## Records provided
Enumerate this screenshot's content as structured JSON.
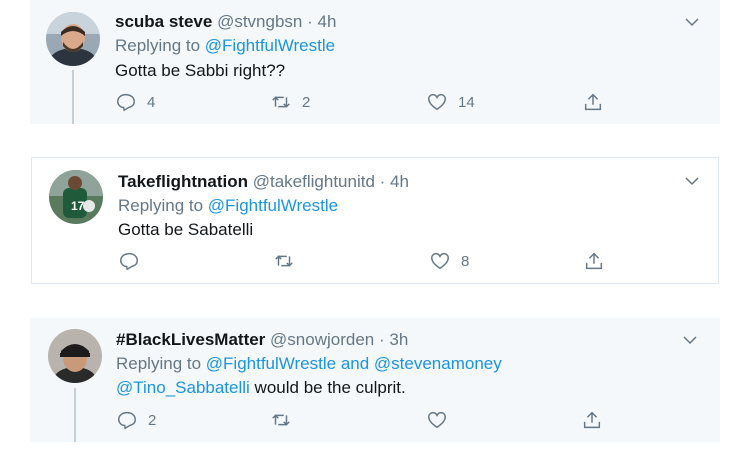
{
  "tweets": [
    {
      "name": "scuba steve",
      "handle": "@stvngbsn",
      "time": "· 4h",
      "replying_label": "Replying to ",
      "reply_to_1": "@FightfulWrestle",
      "reply_joiner": "",
      "reply_to_2": "",
      "mention": "",
      "text": "Gotta be Sabbi right??",
      "reply_count": "4",
      "retweet_count": "2",
      "like_count": "14"
    },
    {
      "name": "Takeflightnation",
      "handle": "@takeflightunitd",
      "time": "· 4h",
      "replying_label": "Replying to ",
      "reply_to_1": "@FightfulWrestle",
      "reply_joiner": "",
      "reply_to_2": "",
      "mention": "",
      "text": "Gotta be Sabatelli",
      "reply_count": "",
      "retweet_count": "",
      "like_count": "8"
    },
    {
      "name": "#BlackLivesMatter",
      "handle": "@snowjorden",
      "time": "· 3h",
      "replying_label": "Replying to ",
      "reply_to_1": "@FightfulWrestle",
      "reply_joiner": " and ",
      "reply_to_2": "@stevenamoney",
      "mention": "@Tino_Sabbatelli",
      "text": " would be the culprit.",
      "reply_count": "2",
      "retweet_count": "",
      "like_count": ""
    }
  ],
  "icons": {
    "reply": "reply-icon",
    "retweet": "retweet-icon",
    "like": "heart-icon",
    "share": "share-icon",
    "more": "chevron-down-icon"
  },
  "colors": {
    "link": "#1b95e0",
    "secondary": "#657786",
    "primary": "#14171a",
    "shaded_bg": "#f5f8fa",
    "border": "#e1e8ed"
  }
}
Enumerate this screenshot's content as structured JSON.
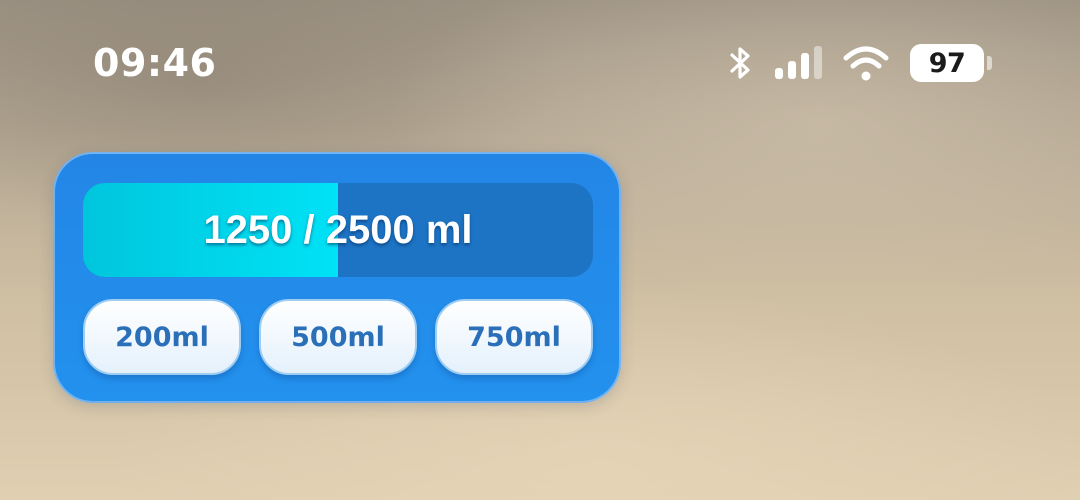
{
  "status_bar": {
    "time": "09:46",
    "battery_level": "97",
    "icons": [
      "bluetooth-icon",
      "cellular-signal-icon",
      "wifi-icon",
      "battery-icon"
    ]
  },
  "widget": {
    "intake_label": "1250 / 2500 ml",
    "progress_fraction": 0.5,
    "buttons": [
      {
        "label": "200ml"
      },
      {
        "label": "500ml"
      },
      {
        "label": "750ml"
      }
    ],
    "colors": {
      "card": "#2389ea",
      "track": "#1d74c4",
      "fill": "#00d6ee",
      "button_text": "#2a6fb8"
    }
  }
}
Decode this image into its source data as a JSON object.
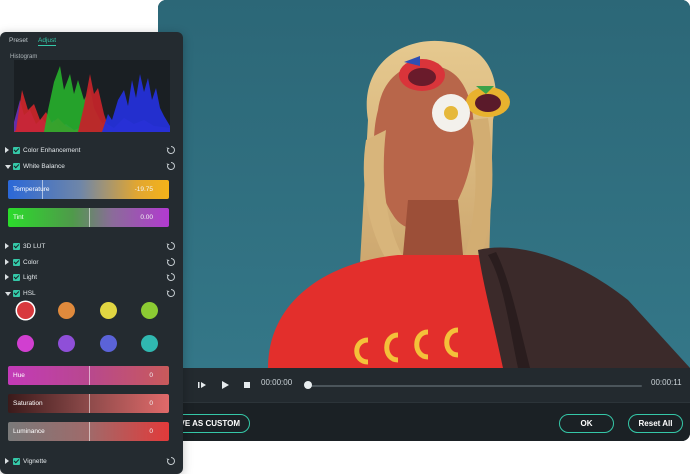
{
  "panel": {
    "tabs": [
      {
        "label": "Preset"
      },
      {
        "label": "Adjust"
      }
    ],
    "histogram_label": "Histogram",
    "sections": {
      "color_enhancement": "Color Enhancement",
      "white_balance": "White Balance",
      "lut_3d": "3D LUT",
      "color": "Color",
      "light": "Light",
      "hsl": "HSL",
      "vignette": "Vignette"
    },
    "temperature": {
      "label": "Temperature",
      "value": "-19.75",
      "level": 0.21
    },
    "tint": {
      "label": "Tint",
      "value": "0.00",
      "level": 0.5
    },
    "hue": {
      "label": "Hue",
      "value": "0",
      "level": 0.5
    },
    "saturation": {
      "label": "Saturation",
      "value": "0",
      "level": 0.5
    },
    "luminance": {
      "label": "Luminance",
      "value": "0",
      "level": 0.5
    },
    "hsl_colors": [
      "#d8393d",
      "#e08a3c",
      "#e1d642",
      "#8ccb33",
      "#d13fd0",
      "#8f4fd8",
      "#5b63d8",
      "#30b8b0"
    ],
    "selected_hsl_color": 0
  },
  "player": {
    "current_time": "00:00:00",
    "total_time": "00:00:11",
    "progress": 0
  },
  "actions": {
    "save_custom": "AVE AS CUSTOM",
    "ok": "OK",
    "reset_all": "Reset All"
  },
  "colors": {
    "accent": "#35c8a8",
    "panel_bg": "#242b30",
    "sky": "#2f6d7d",
    "shirt": "#e32f2c"
  }
}
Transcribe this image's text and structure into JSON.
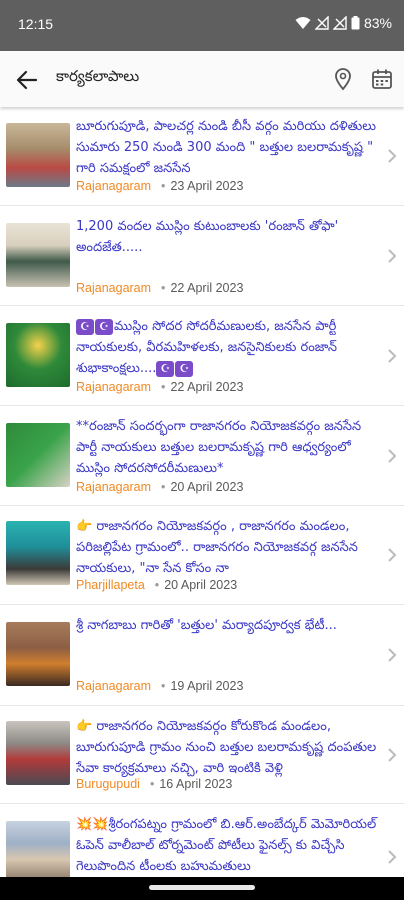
{
  "status_bar": {
    "time": "12:15",
    "battery": "83%"
  },
  "app_bar": {
    "title": "కార్యకలాపాలు",
    "icons": [
      "back-arrow-icon",
      "location-pin-icon",
      "calendar-icon"
    ]
  },
  "items": [
    {
      "title": "బూరుగుపూడి, పాలచర్ల నుండి బీసీ వర్గం మరియు దళితులు సుమారు 250 నుండి 300 మంది \" బత్తుల బలరామకృష్ణ \" గారి సమక్షంలో జనసేన",
      "place": "Rajanagaram",
      "date": "23 April 2023"
    },
    {
      "title": "1,200 వందల ముస్లిం కుటుంబాలకు 'రంజాన్ తోఫా' అందజేత.....",
      "place": "Rajanagaram",
      "date": "22 April 2023"
    },
    {
      "title": "ముస్లిం సోదర సోదరీమణులకు, జనసేన పార్టీ నాయకులకు, వీరమహిళలకు, జనసైనికులకు రంజాన్ శుభాకాంక్షలు....",
      "place": "Rajanagaram",
      "date": "22 April 2023"
    },
    {
      "title": "**రంజాన్ సందర్భంగా రాజానగరం నియోజకవర్గం జనసేన పార్టీ నాయకులు బత్తుల బలరామకృష్ణ గారి ఆధ్వర్యంలో ముస్లిం సోదరసోదరీమణులు*",
      "place": "Rajanagaram",
      "date": "20 April 2023"
    },
    {
      "title": "👉 రాజానగరం నియోజకవర్గం , రాజానగరం మండలం, పరిజల్లిపేట గ్రామంలో.. రాజానగరం నియోజకవర్గ జనసేన నాయకులు, \"నా సేన కోసం నా",
      "place": "Pharjillapeta",
      "date": "20 April 2023"
    },
    {
      "title": "శ్రీ నాగబాబు గారితో 'బత్తుల' మర్యాదపూర్వక భేటీ...",
      "place": "Rajanagaram",
      "date": "19 April 2023"
    },
    {
      "title": "👉 రాజానగరం నియోజకవర్గం కోరుకొండ మండలం, బూరుగుపూడి గ్రామం నుంచి బత్తుల బలరామకృష్ణ దంపతుల సేవా కార్యక్రమాలు నచ్చి, వారి ఇంటికి వెళ్లి",
      "place": "Burugupudi",
      "date": "16 April 2023"
    },
    {
      "title": "💥💥శ్రీరంగపట్నం గ్రామంలో బి.ఆర్.అంబేద్కర్ మెమోరియల్ ఓపెన్ వాలీబాల్ టోర్నమెంట్ పోటీలు ఫైనల్స్ కు విచ్చేసి గెలుపొందిన టీంలకు బహుమతులు",
      "place": "",
      "date": ""
    }
  ],
  "colors": {
    "link": "#3a37c6",
    "accent": "#f08a24",
    "statusbar": "#5f5f5f"
  }
}
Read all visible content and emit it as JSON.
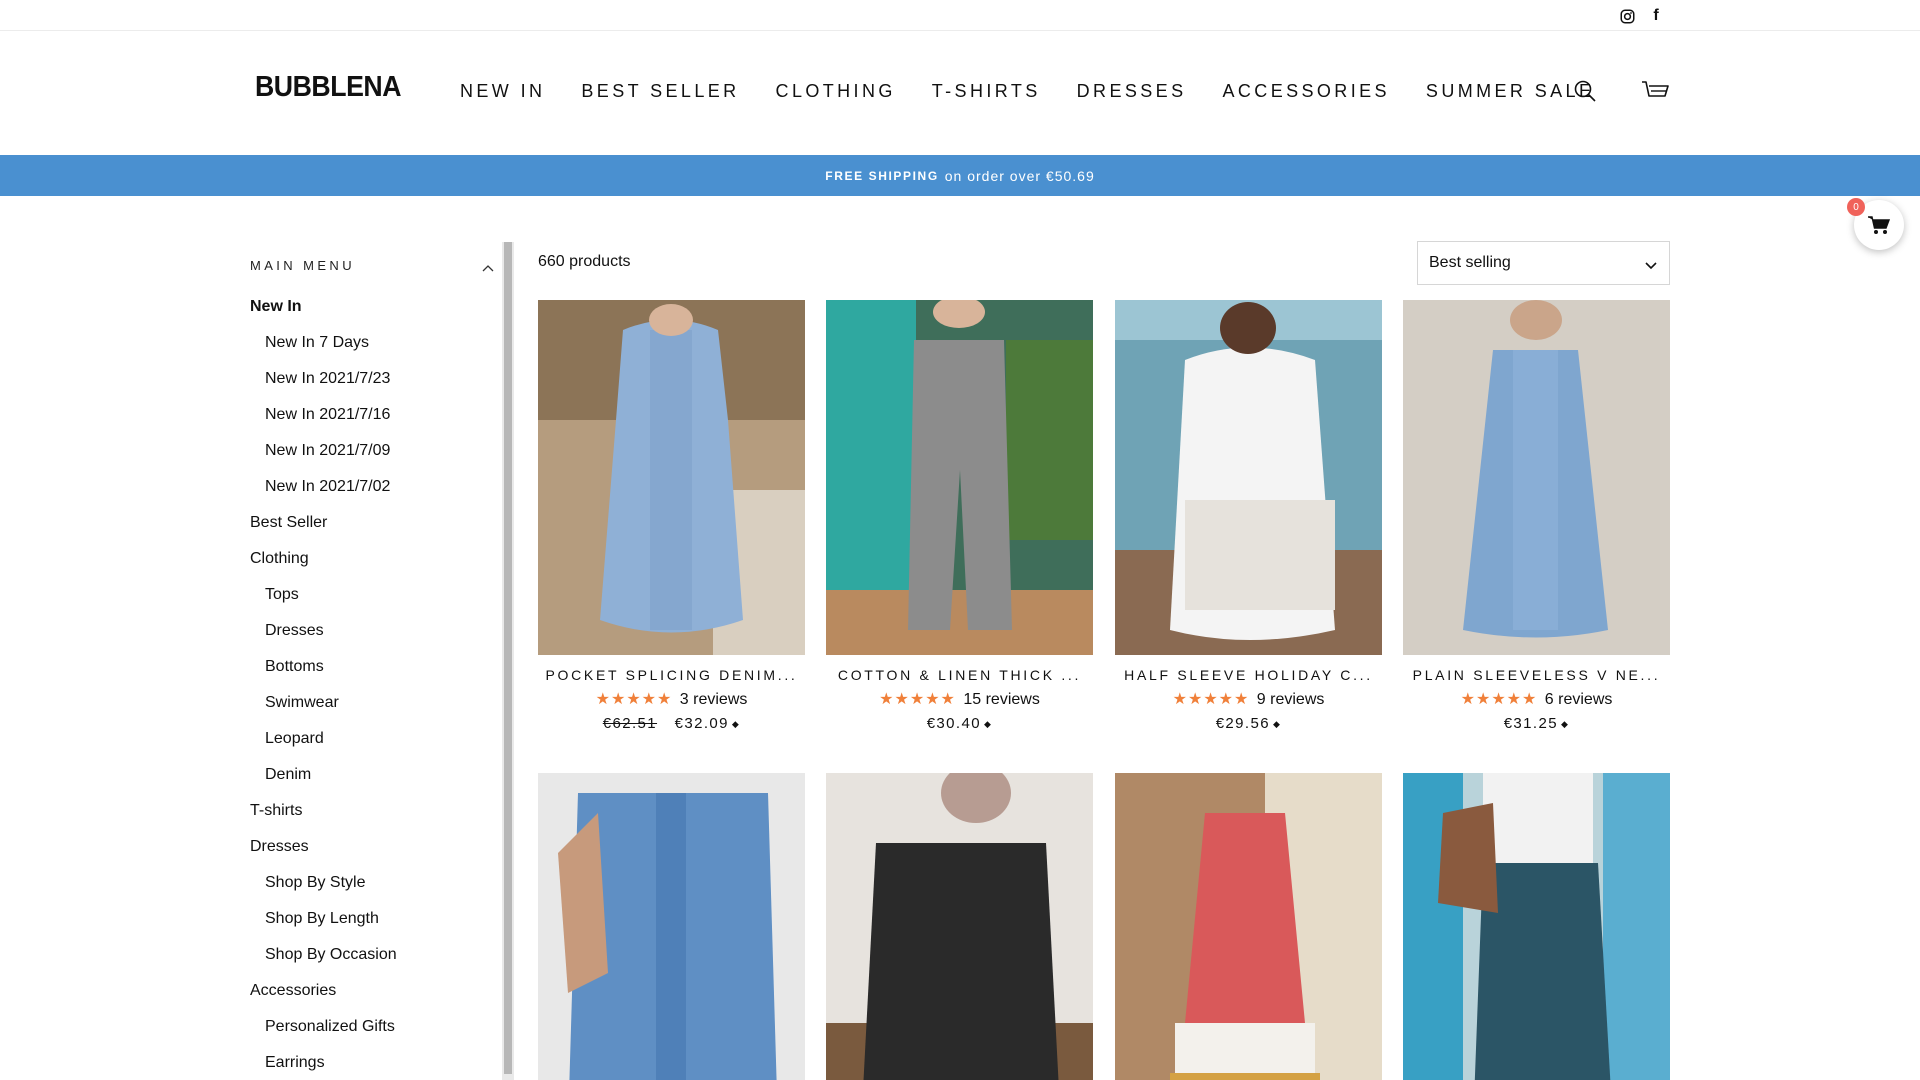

## Goal
Output the records above exactly as they are, leaving out the pictures.

## Output below
Enumerate this screenshot's content as structured JSON.
{
  "tweets": [
    {
      "name": "scuba steve",
      "handle": "@stvngbsn",
      "time": "· 4h",
      "replying_label": "Replying to ",
      "reply_to_1": "@FightfulWrestle",
      "reply_joiner": "",
      "reply_to_2": "",
      "mention": "",
      "text": "Gotta be Sabbi right??",
      "reply_count": "4",
      "retweet_count": "2",
      "like_count": "14"
    },
    {
      "name": "Takeflightnation",
      "handle": "@takeflightunitd",
      "time": "· 4h",
      "replying_label": "Replying to ",
      "reply_to_1": "@FightfulWrestle",
      "reply_joiner": "",
      "reply_to_2": "",
      "mention": "",
      "text": "Gotta be Sabatelli",
      "reply_count": "",
      "retweet_count": "",
      "like_count": "8"
    },
    {
      "name": "#BlackLivesMatter",
      "handle": "@snowjorden",
      "time": "· 3h",
      "replying_label": "Replying to ",
      "reply_to_1": "@FightfulWrestle",
      "reply_joiner": " and ",
      "reply_to_2": "@stevenamoney",
      "mention": "@Tino_Sabbatelli",
      "text": " would be the culprit.",
      "reply_count": "2",
      "retweet_count": "",
      "like_count": ""
    }
  ],
  "icons": {
    "reply": "reply-icon",
    "retweet": "retweet-icon",
    "like": "heart-icon",
    "share": "share-icon",
    "more": "chevron-down-icon"
  },
  "colors": {
    "link": "#1b95e0",
    "secondary": "#657786",
    "primary": "#14171a",
    "shaded_bg": "#f5f8fa",
    "border": "#e1e8ed"
  }
}
Enumerate this screenshot's content as structured JSON.
{
  "status_bar": {
    "time": "09:46",
    "battery_level": "97",
    "icons": [
      "bluetooth-icon",
      "cellular-signal-icon",
      "wifi-icon",
      "battery-icon"
    ]
  },
  "widget": {
    "intake_label": "1250 / 2500 ml",
    "progress_fraction": 0.5,
    "buttons": [
      {
        "label": "200ml"
      },
      {
        "label": "500ml"
      },
      {
        "label": "750ml"
      }
    ],
    "colors": {
      "card": "#2389ea",
      "track": "#1d74c4",
      "fill": "#00d6ee",
      "button_text": "#2a6fb8"
    }
  }
}
Decode this image into its source data as a JSON object.
{
  "panel": {
    "tabs": [
      {
        "label": "Preset"
      },
      {
        "label": "Adjust"
      }
    ],
    "histogram_label": "Histogram",
    "sections": {
      "color_enhancement": "Color Enhancement",
      "white_balance": "White Balance",
      "lut_3d": "3D LUT",
      "color": "Color",
      "light": "Light",
      "hsl": "HSL",
      "vignette": "Vignette"
    },
    "temperature": {
      "label": "Temperature",
      "value": "-19.75",
      "level": 0.21
    },
    "tint": {
      "label": "Tint",
      "value": "0.00",
      "level": 0.5
    },
    "hue": {
      "label": "Hue",
      "value": "0",
      "level": 0.5
    },
    "saturation": {
      "label": "Saturation",
      "value": "0",
      "level": 0.5
    },
    "luminance": {
      "label": "Luminance",
      "value": "0",
      "level": 0.5
    },
    "hsl_colors": [
      "#d8393d",
      "#e08a3c",
      "#e1d642",
      "#8ccb33",
      "#d13fd0",
      "#8f4fd8",
      "#5b63d8",
      "#30b8b0"
    ],
    "selected_hsl_color": 0
  },
  "player": {
    "current_time": "00:00:00",
    "total_time": "00:00:11",
    "progress": 0
  },
  "actions": {
    "save_custom": "AVE AS CUSTOM",
    "ok": "OK",
    "reset_all": "Reset All"
  },
  "colors": {
    "accent": "#35c8a8",
    "panel_bg": "#242b30",
    "sky": "#2f6d7d",
    "shirt": "#e32f2c"
  }
}
Transcribe this image's text and structure into JSON.
{
  "status_bar": {
    "time": "12:15",
    "battery": "83%"
  },
  "app_bar": {
    "title": "కార్యకలాపాలు",
    "icons": [
      "back-arrow-icon",
      "location-pin-icon",
      "calendar-icon"
    ]
  },
  "items": [
    {
      "title": "బూరుగుపూడి, పాలచర్ల నుండి బీసీ వర్గం మరియు దళితులు సుమారు 250 నుండి 300 మంది \" బత్తుల బలరామకృష్ణ \" గారి సమక్షంలో జనసేన",
      "place": "Rajanagaram",
      "date": "23 April 2023"
    },
    {
      "title": "1,200 వందల ముస్లిం కుటుంబాలకు 'రంజాన్ తోఫా' అందజేత.....",
      "place": "Rajanagaram",
      "date": "22 April 2023"
    },
    {
      "title": "ముస్లిం సోదర సోదరీమణులకు, జనసేన పార్టీ నాయకులకు, వీరమహిళలకు, జనసైనికులకు రంజాన్ శుభాకాంక్షలు....",
      "place": "Rajanagaram",
      "date": "22 April 2023"
    },
    {
      "title": "**రంజాన్ సందర్భంగా రాజానగరం నియోజకవర్గం జనసేన పార్టీ నాయకులు బత్తుల బలరామకృష్ణ గారి ఆధ్వర్యంలో ముస్లిం సోదరసోదరీమణులు*",
      "place": "Rajanagaram",
      "date": "20 April 2023"
    },
    {
      "title": "👉 రాజానగరం నియోజకవర్గం , రాజానగరం మండలం, పరిజల్లిపేట గ్రామంలో.. రాజానగరం నియోజకవర్గ జనసేన నాయకులు, \"నా సేన కోసం నా",
      "place": "Pharjillapeta",
      "date": "20 April 2023"
    },
    {
      "title": "శ్రీ నాగబాబు గారితో 'బత్తుల' మర్యాదపూర్వక భేటీ...",
      "place": "Rajanagaram",
      "date": "19 April 2023"
    },
    {
      "title": "👉 రాజానగరం నియోజకవర్గం కోరుకొండ మండలం, బూరుగుపూడి గ్రామం నుంచి బత్తుల బలరామకృష్ణ దంపతుల సేవా కార్యక్రమాలు నచ్చి, వారి ఇంటికి వెళ్లి",
      "place": "Burugupudi",
      "date": "16 April 2023"
    },
    {
      "title": "💥💥శ్రీరంగపట్నం గ్రామంలో బి.ఆర్.అంబేద్కర్ మెమోరియల్ ఓపెన్ వాలీబాల్ టోర్నమెంట్ పోటీలు ఫైనల్స్ కు విచ్చేసి గెలుపొందిన టీంలకు బహుమతులు",
      "place": "",
      "date": ""
    }
  ],
  "colors": {
    "link": "#3a37c6",
    "accent": "#f08a24",
    "statusbar": "#5f5f5f"
  }
}
Read all visible content and emit it as JSON.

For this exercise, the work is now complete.